**DESCRIPTION OF THE TASK:** Extract the complete data exactly as given.

Stored items:
|---|

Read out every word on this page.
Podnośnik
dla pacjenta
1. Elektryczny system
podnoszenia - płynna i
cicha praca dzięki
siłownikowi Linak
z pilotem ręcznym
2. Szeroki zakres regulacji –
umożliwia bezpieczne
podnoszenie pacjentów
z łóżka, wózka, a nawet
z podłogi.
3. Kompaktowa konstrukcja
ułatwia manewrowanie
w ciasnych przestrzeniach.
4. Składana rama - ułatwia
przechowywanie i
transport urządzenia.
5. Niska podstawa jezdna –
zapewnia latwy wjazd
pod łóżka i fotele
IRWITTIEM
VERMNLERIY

|---|

**OUTPUT OF THE TASK:**
Read out every word on this page.
Podnośnik
dla pacjenta
1. Elektryczny system
podnoszenia - płynna i
cicha praca dzięki
siłownikowi Linak
z pilotem ręcznym
2. Szeroki zakres regulacji –
umożliwia bezpieczne
podnoszenie pacjentów
z łóżka, wózka, a nawet
z podłogi.
3. Kompaktowa konstrukcja
ułatwia manewrowanie
w ciasnych przestrzeniach.
4. Składana rama - ułatwia
przechowywanie i
transport urządzenia.
5. Niska podstawa jezdna –
zapewnia latwy wjazd
pod łóżka i fotele
IRWITTIEM
VERMNLERIY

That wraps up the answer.